• Problem to work on:
Pictures do not belong in the copy, so please give every entry below again exactly.

• Saved entries:
╔══

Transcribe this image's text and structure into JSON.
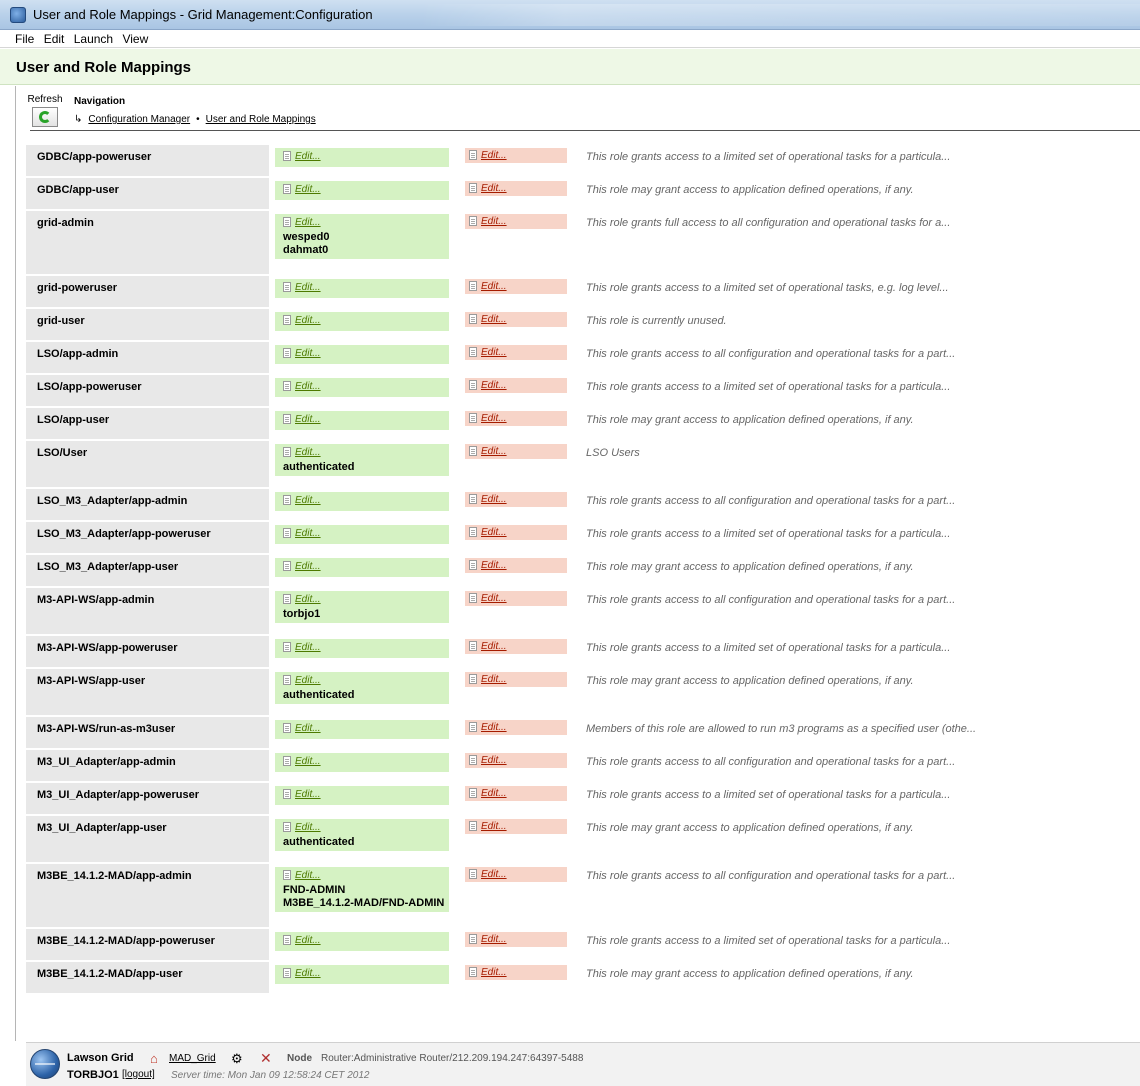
{
  "window": {
    "title": "User and Role Mappings - Grid Management:Configuration",
    "icon": "grid-app-icon"
  },
  "menu": [
    "File",
    "Edit",
    "Launch",
    "View"
  ],
  "header": {
    "title": "User and Role Mappings"
  },
  "toolbar": {
    "refresh_label": "Refresh",
    "refresh_icon": "refresh-icon"
  },
  "navigation": {
    "title": "Navigation",
    "arrow": "↳",
    "separator": "•",
    "crumbs": [
      "Configuration Manager",
      "User and Role Mappings"
    ]
  },
  "edit_label": "Edit...",
  "colors": {
    "users_bg": "#d5f2c3",
    "groups_bg": "#f7d4c8",
    "role_bg": "#e8e8e8",
    "header_bg": "#eef8e6"
  },
  "roles": [
    {
      "name": "GDBC/app-poweruser",
      "users": [],
      "desc": "This role grants access to a limited set of operational tasks for a particula..."
    },
    {
      "name": "GDBC/app-user",
      "users": [],
      "desc": "This role may grant access to application defined operations, if any."
    },
    {
      "name": "grid-admin",
      "users": [
        "wesped0",
        "dahmat0"
      ],
      "desc": "This role grants full access to all configuration and operational tasks for a..."
    },
    {
      "name": "grid-poweruser",
      "users": [],
      "desc": "This role grants access to a limited set of operational tasks, e.g. log level..."
    },
    {
      "name": "grid-user",
      "users": [],
      "desc": "This role is currently unused."
    },
    {
      "name": "LSO/app-admin",
      "users": [],
      "desc": "This role grants access to all configuration and operational tasks for a part..."
    },
    {
      "name": "LSO/app-poweruser",
      "users": [],
      "desc": "This role grants access to a limited set of operational tasks for a particula..."
    },
    {
      "name": "LSO/app-user",
      "users": [],
      "desc": "This role may grant access to application defined operations, if any."
    },
    {
      "name": "LSO/User",
      "users": [
        "authenticated"
      ],
      "desc": "LSO Users"
    },
    {
      "name": "LSO_M3_Adapter/app-admin",
      "users": [],
      "desc": "This role grants access to all configuration and operational tasks for a part..."
    },
    {
      "name": "LSO_M3_Adapter/app-poweruser",
      "users": [],
      "desc": "This role grants access to a limited set of operational tasks for a particula..."
    },
    {
      "name": "LSO_M3_Adapter/app-user",
      "users": [],
      "desc": "This role may grant access to application defined operations, if any."
    },
    {
      "name": "M3-API-WS/app-admin",
      "users": [
        "torbjo1"
      ],
      "desc": "This role grants access to all configuration and operational tasks for a part..."
    },
    {
      "name": "M3-API-WS/app-poweruser",
      "users": [],
      "desc": "This role grants access to a limited set of operational tasks for a particula..."
    },
    {
      "name": "M3-API-WS/app-user",
      "users": [
        "authenticated"
      ],
      "desc": "This role may grant access to application defined operations, if any."
    },
    {
      "name": "M3-API-WS/run-as-m3user",
      "users": [],
      "desc": "Members of this role are allowed to run m3 programs as a specified user (othe..."
    },
    {
      "name": "M3_UI_Adapter/app-admin",
      "users": [],
      "desc": "This role grants access to all configuration and operational tasks for a part..."
    },
    {
      "name": "M3_UI_Adapter/app-poweruser",
      "users": [],
      "desc": "This role grants access to a limited set of operational tasks for a particula..."
    },
    {
      "name": "M3_UI_Adapter/app-user",
      "users": [
        "authenticated"
      ],
      "desc": "This role may grant access to application defined operations, if any."
    },
    {
      "name": "M3BE_14.1.2-MAD/app-admin",
      "users": [
        "FND-ADMIN",
        "M3BE_14.1.2-MAD/FND-ADMIN"
      ],
      "desc": "This role grants access to all configuration and operational tasks for a part..."
    },
    {
      "name": "M3BE_14.1.2-MAD/app-poweruser",
      "users": [],
      "desc": "This role grants access to a limited set of operational tasks for a particula..."
    },
    {
      "name": "M3BE_14.1.2-MAD/app-user",
      "users": [],
      "desc": "This role may grant access to application defined operations, if any."
    }
  ],
  "footer": {
    "brand": "Lawson Grid",
    "user": "TORBJO1",
    "logout": "[logout]",
    "grid_link": "MAD_Grid",
    "node_label": "Node",
    "node_value": "Router:Administrative Router/212.209.194.247:64397-5488",
    "server_time": "Server time: Mon Jan 09 12:58:24 CET 2012"
  }
}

╚══

• Result of the task:
Transcribe this image's text and structure into JSON.
{
  "window": {
    "title": "User and Role Mappings - Grid Management:Configuration",
    "icon": "grid-app-icon"
  },
  "menu": [
    "File",
    "Edit",
    "Launch",
    "View"
  ],
  "header": {
    "title": "User and Role Mappings"
  },
  "toolbar": {
    "refresh_label": "Refresh",
    "refresh_icon": "refresh-icon"
  },
  "navigation": {
    "title": "Navigation",
    "arrow": "↳",
    "separator": "•",
    "crumbs": [
      "Configuration Manager",
      "User and Role Mappings"
    ]
  },
  "edit_label": "Edit...",
  "colors": {
    "users_bg": "#d5f2c3",
    "groups_bg": "#f7d4c8",
    "role_bg": "#e8e8e8",
    "header_bg": "#eef8e6"
  },
  "roles": [
    {
      "name": "GDBC/app-poweruser",
      "users": [],
      "desc": "This role grants access to a limited set of operational tasks for a particula..."
    },
    {
      "name": "GDBC/app-user",
      "users": [],
      "desc": "This role may grant access to application defined operations, if any."
    },
    {
      "name": "grid-admin",
      "users": [
        "wesped0",
        "dahmat0"
      ],
      "desc": "This role grants full access to all configuration and operational tasks for a..."
    },
    {
      "name": "grid-poweruser",
      "users": [],
      "desc": "This role grants access to a limited set of operational tasks, e.g. log level..."
    },
    {
      "name": "grid-user",
      "users": [],
      "desc": "This role is currently unused."
    },
    {
      "name": "LSO/app-admin",
      "users": [],
      "desc": "This role grants access to all configuration and operational tasks for a part..."
    },
    {
      "name": "LSO/app-poweruser",
      "users": [],
      "desc": "This role grants access to a limited set of operational tasks for a particula..."
    },
    {
      "name": "LSO/app-user",
      "users": [],
      "desc": "This role may grant access to application defined operations, if any."
    },
    {
      "name": "LSO/User",
      "users": [
        "authenticated"
      ],
      "desc": "LSO Users"
    },
    {
      "name": "LSO_M3_Adapter/app-admin",
      "users": [],
      "desc": "This role grants access to all configuration and operational tasks for a part..."
    },
    {
      "name": "LSO_M3_Adapter/app-poweruser",
      "users": [],
      "desc": "This role grants access to a limited set of operational tasks for a particula..."
    },
    {
      "name": "LSO_M3_Adapter/app-user",
      "users": [],
      "desc": "This role may grant access to application defined operations, if any."
    },
    {
      "name": "M3-API-WS/app-admin",
      "users": [
        "torbjo1"
      ],
      "desc": "This role grants access to all configuration and operational tasks for a part..."
    },
    {
      "name": "M3-API-WS/app-poweruser",
      "users": [],
      "desc": "This role grants access to a limited set of operational tasks for a particula..."
    },
    {
      "name": "M3-API-WS/app-user",
      "users": [
        "authenticated"
      ],
      "desc": "This role may grant access to application defined operations, if any."
    },
    {
      "name": "M3-API-WS/run-as-m3user",
      "users": [],
      "desc": "Members of this role are allowed to run m3 programs as a specified user (othe..."
    },
    {
      "name": "M3_UI_Adapter/app-admin",
      "users": [],
      "desc": "This role grants access to all configuration and operational tasks for a part..."
    },
    {
      "name": "M3_UI_Adapter/app-poweruser",
      "users": [],
      "desc": "This role grants access to a limited set of operational tasks for a particula..."
    },
    {
      "name": "M3_UI_Adapter/app-user",
      "users": [
        "authenticated"
      ],
      "desc": "This role may grant access to application defined operations, if any."
    },
    {
      "name": "M3BE_14.1.2-MAD/app-admin",
      "users": [
        "FND-ADMIN",
        "M3BE_14.1.2-MAD/FND-ADMIN"
      ],
      "desc": "This role grants access to all configuration and operational tasks for a part..."
    },
    {
      "name": "M3BE_14.1.2-MAD/app-poweruser",
      "users": [],
      "desc": "This role grants access to a limited set of operational tasks for a particula..."
    },
    {
      "name": "M3BE_14.1.2-MAD/app-user",
      "users": [],
      "desc": "This role may grant access to application defined operations, if any."
    }
  ],
  "footer": {
    "brand": "Lawson Grid",
    "user": "TORBJO1",
    "logout": "[logout]",
    "grid_link": "MAD_Grid",
    "node_label": "Node",
    "node_value": "Router:Administrative Router/212.209.194.247:64397-5488",
    "server_time": "Server time: Mon Jan 09 12:58:24 CET 2012"
  }
}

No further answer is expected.